These current NAMCS data highlight significant gaps in receipt of the services by the obese and morbidly obese for the majority of diagnostic screening services and tobacco and injury education. However, obese patients did receive more weight-related services, such as testing for diabetes and cholesterol and exercise, diet and weight reduction education. Minutes spent in the visit did not vary by weight (data not shown) indicating that the patient's weight is seen as a priority and other important preventive care measures are crowded out by the emphasis on weight alone.
This survey highlights the disparities in clinical visits by patient weight. The strongest disparities seen are in female cancer screening tests and rectal exams. This gap in services is alarming given that there have been studies showing strong associations between cancer incidence and increased BMI (5,8). The higher mortality rates in obese patients could be in part due to later detection due to lower screening prevalence.

CHECK YOUR UNDERSTANDING
• A. In the passage on preventive services by patient weight, why do the authors conclude that other preventive care is crowded out for obese patients? Answer in one to three sentences.
• B. Answer these questions from the passage on preventive services by patient weight:
(i) Which weight-related services did obese patients receive more of?
(ii) In which services were the strongest disparities seen?
(iii) What could partly account for the higher mortality rates in obese patients?
• C. Print the passage on preventive services by patient weight between "This survey highlights" and "lower screening prevalence.", inclusive.

DATA FOR ANALYSIS
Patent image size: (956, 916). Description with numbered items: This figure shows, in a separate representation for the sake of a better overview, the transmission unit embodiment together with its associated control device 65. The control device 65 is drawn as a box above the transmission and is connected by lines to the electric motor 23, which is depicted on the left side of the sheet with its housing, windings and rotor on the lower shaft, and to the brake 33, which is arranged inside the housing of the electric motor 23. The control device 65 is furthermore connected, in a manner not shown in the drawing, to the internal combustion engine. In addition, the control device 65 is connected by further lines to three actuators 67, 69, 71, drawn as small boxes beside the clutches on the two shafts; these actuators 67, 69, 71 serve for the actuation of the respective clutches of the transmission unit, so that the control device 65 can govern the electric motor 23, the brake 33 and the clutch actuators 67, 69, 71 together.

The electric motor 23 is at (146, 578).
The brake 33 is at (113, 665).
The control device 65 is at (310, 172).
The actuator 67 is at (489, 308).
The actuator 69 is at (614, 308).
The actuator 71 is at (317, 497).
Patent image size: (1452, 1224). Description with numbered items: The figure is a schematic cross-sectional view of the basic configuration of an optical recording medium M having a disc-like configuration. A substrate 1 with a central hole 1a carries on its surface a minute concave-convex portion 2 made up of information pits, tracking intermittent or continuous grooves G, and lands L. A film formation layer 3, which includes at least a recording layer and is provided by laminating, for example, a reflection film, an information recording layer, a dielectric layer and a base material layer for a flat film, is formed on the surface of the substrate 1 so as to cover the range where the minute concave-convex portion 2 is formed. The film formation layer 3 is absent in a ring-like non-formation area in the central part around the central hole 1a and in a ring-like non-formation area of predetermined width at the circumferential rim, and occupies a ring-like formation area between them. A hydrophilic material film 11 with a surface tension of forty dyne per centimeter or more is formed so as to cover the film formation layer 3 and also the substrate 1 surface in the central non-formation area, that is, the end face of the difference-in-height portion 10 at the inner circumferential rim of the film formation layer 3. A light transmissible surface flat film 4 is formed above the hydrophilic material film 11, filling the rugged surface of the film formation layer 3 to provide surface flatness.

ANSWER SET
• A. Visit length did not vary by patient weight. The authors read this as a sign that weight is treated as the priority, so the emphasis on weight alone pushes out other important preventive care during the same amount of visit time.

• B.
(i) Testing for diabetes and cholesterol, and education on exercise, diet and weight reduction.
(ii) Female cancer screening tests and rectal exams.
(iii) Later detection because of lower screening prevalence.

• C.
This survey highlights the disparities in clinical visits by patient weight. The strongest disparities seen are in female cancer screening tests and rectal exams. This gap in services is alarming given that there have been studies showing strong associations between cancer incidence and increased BMI (5,8). The higher mortality rates in obese patients could be in part due to later detection due to lower screening prevalence.